**Job**
Here are some records; return them all exactly.

### Data to process

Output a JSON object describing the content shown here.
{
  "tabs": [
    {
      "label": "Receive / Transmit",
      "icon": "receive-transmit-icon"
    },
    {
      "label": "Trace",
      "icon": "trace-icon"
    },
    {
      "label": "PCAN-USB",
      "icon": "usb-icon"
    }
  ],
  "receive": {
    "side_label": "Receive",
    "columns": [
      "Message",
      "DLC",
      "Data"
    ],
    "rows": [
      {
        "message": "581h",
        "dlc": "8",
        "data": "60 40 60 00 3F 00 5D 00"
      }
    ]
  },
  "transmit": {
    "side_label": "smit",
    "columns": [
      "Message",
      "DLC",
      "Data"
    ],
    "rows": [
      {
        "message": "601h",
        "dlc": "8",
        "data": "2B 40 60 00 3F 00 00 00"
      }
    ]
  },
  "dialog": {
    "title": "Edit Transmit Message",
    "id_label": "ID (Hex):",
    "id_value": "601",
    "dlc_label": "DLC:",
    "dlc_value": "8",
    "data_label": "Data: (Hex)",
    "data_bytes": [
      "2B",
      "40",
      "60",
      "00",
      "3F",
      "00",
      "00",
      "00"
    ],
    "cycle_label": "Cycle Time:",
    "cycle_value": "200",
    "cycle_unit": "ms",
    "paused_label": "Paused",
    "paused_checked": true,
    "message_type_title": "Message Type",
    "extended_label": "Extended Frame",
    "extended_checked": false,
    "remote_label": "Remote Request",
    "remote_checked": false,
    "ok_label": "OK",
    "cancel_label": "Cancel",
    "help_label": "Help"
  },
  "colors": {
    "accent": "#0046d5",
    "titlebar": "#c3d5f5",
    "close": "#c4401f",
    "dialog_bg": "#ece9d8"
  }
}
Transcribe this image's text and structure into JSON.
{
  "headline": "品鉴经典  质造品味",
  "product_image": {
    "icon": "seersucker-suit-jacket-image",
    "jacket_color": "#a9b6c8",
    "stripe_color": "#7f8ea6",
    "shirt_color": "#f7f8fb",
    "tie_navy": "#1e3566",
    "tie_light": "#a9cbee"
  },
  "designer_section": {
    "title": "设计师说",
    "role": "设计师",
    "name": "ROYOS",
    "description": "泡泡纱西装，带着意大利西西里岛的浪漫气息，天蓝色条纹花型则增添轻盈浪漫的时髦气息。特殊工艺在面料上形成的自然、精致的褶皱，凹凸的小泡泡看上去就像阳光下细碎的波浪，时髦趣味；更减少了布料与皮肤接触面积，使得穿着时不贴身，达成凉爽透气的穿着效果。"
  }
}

######

**Result of the exercise**
Output a JSON object describing the content shown here.
{
  "tabs": [
    {
      "label": "Receive / Transmit",
      "icon": "receive-transmit-icon"
    },
    {
      "label": "Trace",
      "icon": "trace-icon"
    },
    {
      "label": "PCAN-USB",
      "icon": "usb-icon"
    }
  ],
  "receive": {
    "side_label": "Receive",
    "columns": [
      "Message",
      "DLC",
      "Data"
    ],
    "rows": [
      {
        "message": "581h",
        "dlc": "8",
        "data": "60 40 60 00 3F 00 5D 00"
      }
    ]
  },
  "transmit": {
    "side_label": "smit",
    "columns": [
      "Message",
      "DLC",
      "Data"
    ],
    "rows": [
      {
        "message": "601h",
        "dlc": "8",
        "data": "2B 40 60 00 3F 00 00 00"
      }
    ]
  },
  "dialog": {
    "title": "Edit Transmit Message",
    "id_label": "ID (Hex):",
    "id_value": "601",
    "dlc_label": "DLC:",
    "dlc_value": "8",
    "data_label": "Data: (Hex)",
    "data_bytes": [
      "2B",
      "40",
      "60",
      "00",
      "3F",
      "00",
      "00",
      "00"
    ],
    "cycle_label": "Cycle Time:",
    "cycle_value": "200",
    "cycle_unit": "ms",
    "paused_label": "Paused",
    "paused_checked": true,
    "message_type_title": "Message Type",
    "extended_label": "Extended Frame",
    "extended_checked": false,
    "remote_label": "Remote Request",
    "remote_checked": false,
    "ok_label": "OK",
    "cancel_label": "Cancel",
    "help_label": "Help"
  },
  "colors": {
    "accent": "#0046d5",
    "titlebar": "#c3d5f5",
    "close": "#c4401f",
    "dialog_bg": "#ece9d8"
  }
}
Transcribe this image's text and structure into JSON.
{
  "headline": "品鉴经典  质造品味",
  "product_image": {
    "icon": "seersucker-suit-jacket-image",
    "jacket_color": "#a9b6c8",
    "stripe_color": "#7f8ea6",
    "shirt_color": "#f7f8fb",
    "tie_navy": "#1e3566",
    "tie_light": "#a9cbee"
  },
  "designer_section": {
    "title": "设计师说",
    "role": "设计师",
    "name": "ROYOS",
    "description": "泡泡纱西装，带着意大利西西里岛的浪漫气息，天蓝色条纹花型则增添轻盈浪漫的时髦气息。特殊工艺在面料上形成的自然、精致的褶皱，凹凸的小泡泡看上去就像阳光下细碎的波浪，时髦趣味；更减少了布料与皮肤接触面积，使得穿着时不贴身，达成凉爽透气的穿着效果。"
  }
}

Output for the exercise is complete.